## What to do
Write out every line of the material as it stands, apart from the pictures.

## Data for processing
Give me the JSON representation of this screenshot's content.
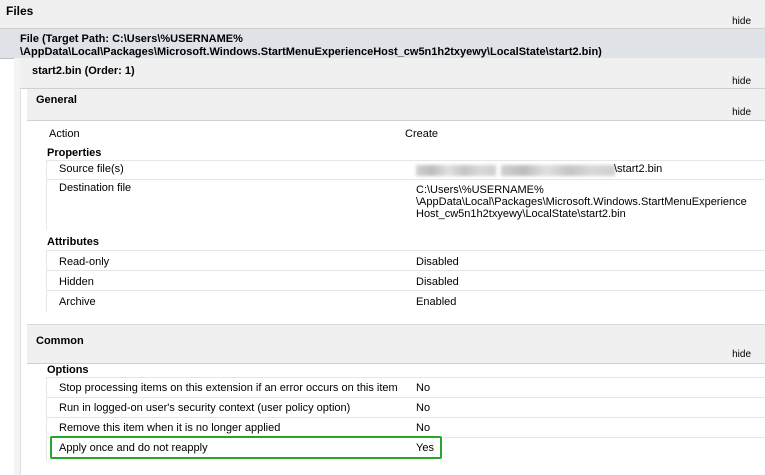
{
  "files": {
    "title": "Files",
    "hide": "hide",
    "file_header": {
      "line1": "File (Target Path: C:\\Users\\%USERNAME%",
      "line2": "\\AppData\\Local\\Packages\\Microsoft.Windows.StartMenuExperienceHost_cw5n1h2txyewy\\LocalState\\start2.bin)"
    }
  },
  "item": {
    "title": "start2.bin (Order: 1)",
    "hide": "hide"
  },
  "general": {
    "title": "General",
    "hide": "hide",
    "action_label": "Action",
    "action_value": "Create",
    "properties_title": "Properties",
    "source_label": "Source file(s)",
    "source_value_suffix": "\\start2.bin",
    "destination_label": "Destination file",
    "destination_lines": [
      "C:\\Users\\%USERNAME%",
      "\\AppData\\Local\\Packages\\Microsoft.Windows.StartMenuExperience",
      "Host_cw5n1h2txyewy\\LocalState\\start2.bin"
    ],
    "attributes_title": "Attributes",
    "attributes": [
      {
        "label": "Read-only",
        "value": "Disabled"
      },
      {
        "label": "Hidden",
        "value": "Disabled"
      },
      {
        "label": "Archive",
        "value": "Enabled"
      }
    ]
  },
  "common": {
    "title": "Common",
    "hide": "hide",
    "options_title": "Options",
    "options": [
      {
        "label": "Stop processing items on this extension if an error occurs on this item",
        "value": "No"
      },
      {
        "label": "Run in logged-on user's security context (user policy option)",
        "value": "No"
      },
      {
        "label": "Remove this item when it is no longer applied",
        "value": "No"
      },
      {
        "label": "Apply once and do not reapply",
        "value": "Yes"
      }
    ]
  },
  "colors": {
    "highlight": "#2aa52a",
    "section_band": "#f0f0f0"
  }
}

## The answer
Give me the JSON representation of this screenshot's content.
{
  "files": {
    "title": "Files",
    "hide": "hide",
    "file_header": {
      "line1": "File (Target Path: C:\\Users\\%USERNAME%",
      "line2": "\\AppData\\Local\\Packages\\Microsoft.Windows.StartMenuExperienceHost_cw5n1h2txyewy\\LocalState\\start2.bin)"
    }
  },
  "item": {
    "title": "start2.bin (Order: 1)",
    "hide": "hide"
  },
  "general": {
    "title": "General",
    "hide": "hide",
    "action_label": "Action",
    "action_value": "Create",
    "properties_title": "Properties",
    "source_label": "Source file(s)",
    "source_value_suffix": "\\start2.bin",
    "destination_label": "Destination file",
    "destination_lines": [
      "C:\\Users\\%USERNAME%",
      "\\AppData\\Local\\Packages\\Microsoft.Windows.StartMenuExperience",
      "Host_cw5n1h2txyewy\\LocalState\\start2.bin"
    ],
    "attributes_title": "Attributes",
    "attributes": [
      {
        "label": "Read-only",
        "value": "Disabled"
      },
      {
        "label": "Hidden",
        "value": "Disabled"
      },
      {
        "label": "Archive",
        "value": "Enabled"
      }
    ]
  },
  "common": {
    "title": "Common",
    "hide": "hide",
    "options_title": "Options",
    "options": [
      {
        "label": "Stop processing items on this extension if an error occurs on this item",
        "value": "No"
      },
      {
        "label": "Run in logged-on user's security context (user policy option)",
        "value": "No"
      },
      {
        "label": "Remove this item when it is no longer applied",
        "value": "No"
      },
      {
        "label": "Apply once and do not reapply",
        "value": "Yes"
      }
    ]
  },
  "colors": {
    "highlight": "#2aa52a",
    "section_band": "#f0f0f0"
  }
}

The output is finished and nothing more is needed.